- Work instructions:
Transcribe each entry below exactly. Pictures do not go in the copy.

- Material provided:
^^^^^^^^
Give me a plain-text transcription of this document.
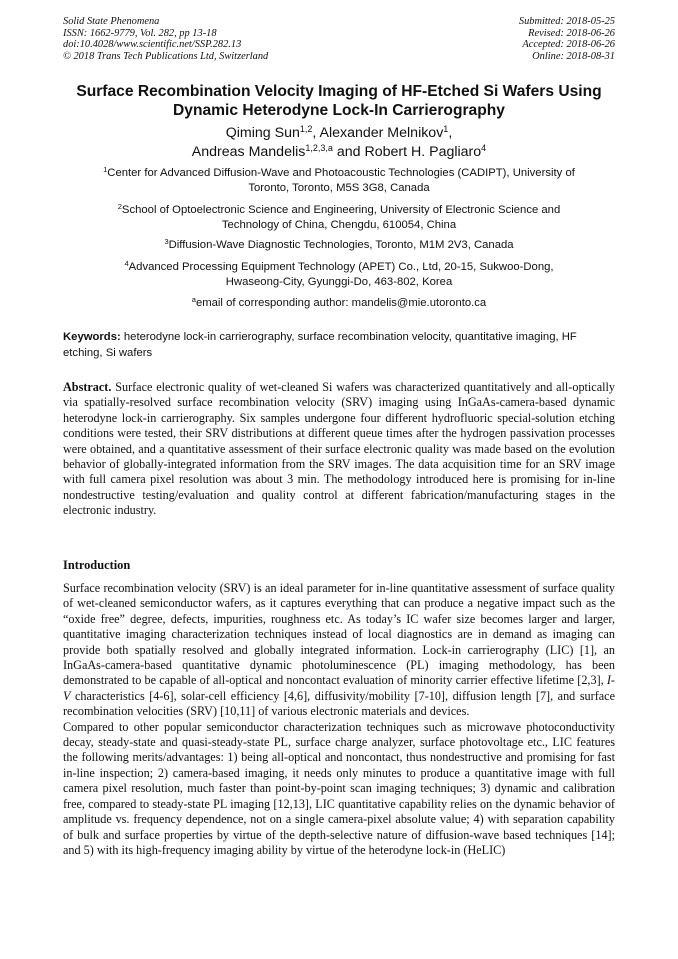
Solid State Phenomena
ISSN: 1662-9779, Vol. 282, pp 13-18
doi:10.4028/www.scientific.net/SSP.282.13
© 2018 Trans Tech Publications Ltd, Switzerland
Submitted: 2018-05-25
Revised: 2018-06-26
Accepted: 2018-06-26
Online: 2018-08-31
Surface Recombination Velocity Imaging of HF-Etched Si Wafers Using
Dynamic Heterodyne Lock-In Carrierography
Qiming Sun$^{1,2}$, Alexander Melnikov$^1$,
Andreas Mandelis$^{1,2,3,a}$ and Robert H. Pagliaro$^4$
$^1$Center for Advanced Diffusion-Wave and Photoacoustic Technologies (CADIPT), University of
Toronto, Toronto, M5S 3G8, Canada
$^2$School of Optoelectronic Science and Engineering, University of Electronic Science and
Technology of China, Chengdu, 610054, China
$^3$Diffusion-Wave Diagnostic Technologies, Toronto, M1M 2V3, Canada
$^4$Advanced Processing Equipment Technology (APET) Co., Ltd, 20-15, Sukwoo-Dong,
Hwaseong-City, Gyunggi-Do, 463-802, Korea
$^a$email of corresponding author: mandelis@mie.utoronto.ca
Keywords: heterodyne lock-in carrierography, surface recombination velocity, quantitative imaging, HF etching, Si wafers

Abstract. Surface electronic quality of wet-cleaned Si wafers was characterized quantitatively and all-optically via spatially-resolved surface recombination velocity (SRV) imaging using InGaAs-camera-based dynamic heterodyne lock-in carrierography. Six samples undergone four different hydrofluoric special-solution etching conditions were tested, their SRV distributions at different queue times after the hydrogen passivation processes were obtained, and a quantitative assessment of their surface electronic quality was made based on the evolution behavior of globally-integrated information from the SRV images. The data acquisition time for an SRV image with full camera pixel resolution was about 3 min. The methodology introduced here is promising for in-line nondestructive testing/evaluation and quality control at different fabrication/manufacturing stages in the electronic industry.

Introduction

Surface recombination velocity (SRV) is an ideal parameter for in-line quantitative assessment of surface quality of wet-cleaned semiconductor wafers, as it captures everything that can produce a negative impact such as the “oxide free” degree, defects, impurities, roughness etc. As today’s IC wafer size becomes larger and larger, quantitative imaging characterization techniques instead of local diagnostics are in demand as imaging can provide both spatially resolved and globally integrated information. Lock-in carrierography (LIC) [1], an InGaAs-camera-based quantitative dynamic photoluminescence (PL) imaging methodology, has been demonstrated to be capable of all-optical and noncontact evaluation of minority carrier effective lifetime [2,3], I-V characteristics [4-6], solar-cell efficiency [4,6], diffusivity/mobility [7-10], diffusion length [7], and surface recombination velocities (SRV) [10,11] of various electronic materials and devices.

Compared to other popular semiconductor characterization techniques such as microwave photoconductivity decay, steady-state and quasi-steady-state PL, surface charge analyzer, surface photovoltage etc., LIC features the following merits/advantages: 1) being all-optical and noncontact, thus nondestructive and promising for fast in-line inspection; 2) camera-based imaging, it needs only minutes to produce a quantitative image with full camera pixel resolution, much faster than point-by-point scan imaging techniques; 3) dynamic and calibration free, compared to steady-state PL imaging [12,13], LIC quantitative capability relies on the dynamic behavior of amplitude vs. frequency dependence, not on a single camera-pixel absolute value; 4) with separation capability of bulk and surface properties by virtue of the depth-selective nature of diffusion-wave based techniques [14]; and 5) with its high-frequency imaging ability by virtue of the heterodyne lock-in (HeLIC)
^^^^^^^^
- Correct output:
Give me a plain-text transcription of this document.
Solid State Phenomena
ISSN: 1662-9779, Vol. 282, pp 13-18
doi:10.4028/www.scientific.net/SSP.282.13
© 2018 Trans Tech Publications Ltd, Switzerland
Submitted: 2018-05-25
Revised: 2018-06-26
Accepted: 2018-06-26
Online: 2018-08-31
Surface Recombination Velocity Imaging of HF-Etched Si Wafers Using
Dynamic Heterodyne Lock-In Carrierography
Qiming Sun$^{1,2}$, Alexander Melnikov$^1$,
Andreas Mandelis$^{1,2,3,a}$ and Robert H. Pagliaro$^4$
$^1$Center for Advanced Diffusion-Wave and Photoacoustic Technologies (CADIPT), University of
Toronto, Toronto, M5S 3G8, Canada
$^2$School of Optoelectronic Science and Engineering, University of Electronic Science and
Technology of China, Chengdu, 610054, China
$^3$Diffusion-Wave Diagnostic Technologies, Toronto, M1M 2V3, Canada
$^4$Advanced Processing Equipment Technology (APET) Co., Ltd, 20-15, Sukwoo-Dong,
Hwaseong-City, Gyunggi-Do, 463-802, Korea
$^a$email of corresponding author: mandelis@mie.utoronto.ca
Keywords: heterodyne lock-in carrierography, surface recombination velocity, quantitative imaging, HF etching, Si wafers

Abstract. Surface electronic quality of wet-cleaned Si wafers was characterized quantitatively and all-optically via spatially-resolved surface recombination velocity (SRV) imaging using InGaAs-camera-based dynamic heterodyne lock-in carrierography. Six samples undergone four different hydrofluoric special-solution etching conditions were tested, their SRV distributions at different queue times after the hydrogen passivation processes were obtained, and a quantitative assessment of their surface electronic quality was made based on the evolution behavior of globally-integrated information from the SRV images. The data acquisition time for an SRV image with full camera pixel resolution was about 3 min. The methodology introduced here is promising for in-line nondestructive testing/evaluation and quality control at different fabrication/manufacturing stages in the electronic industry.

Introduction

Surface recombination velocity (SRV) is an ideal parameter for in-line quantitative assessment of surface quality of wet-cleaned semiconductor wafers, as it captures everything that can produce a negative impact such as the “oxide free” degree, defects, impurities, roughness etc. As today’s IC wafer size becomes larger and larger, quantitative imaging characterization techniques instead of local diagnostics are in demand as imaging can provide both spatially resolved and globally integrated information. Lock-in carrierography (LIC) [1], an InGaAs-camera-based quantitative dynamic photoluminescence (PL) imaging methodology, has been demonstrated to be capable of all-optical and noncontact evaluation of minority carrier effective lifetime [2,3], I-V characteristics [4-6], solar-cell efficiency [4,6], diffusivity/mobility [7-10], diffusion length [7], and surface recombination velocities (SRV) [10,11] of various electronic materials and devices.

Compared to other popular semiconductor characterization techniques such as microwave photoconductivity decay, steady-state and quasi-steady-state PL, surface charge analyzer, surface photovoltage etc., LIC features the following merits/advantages: 1) being all-optical and noncontact, thus nondestructive and promising for fast in-line inspection; 2) camera-based imaging, it needs only minutes to produce a quantitative image with full camera pixel resolution, much faster than point-by-point scan imaging techniques; 3) dynamic and calibration free, compared to steady-state PL imaging [12,13], LIC quantitative capability relies on the dynamic behavior of amplitude vs. frequency dependence, not on a single camera-pixel absolute value; 4) with separation capability of bulk and surface properties by virtue of the depth-selective nature of diffusion-wave based techniques [14]; and 5) with its high-frequency imaging ability by virtue of the heterodyne lock-in (HeLIC)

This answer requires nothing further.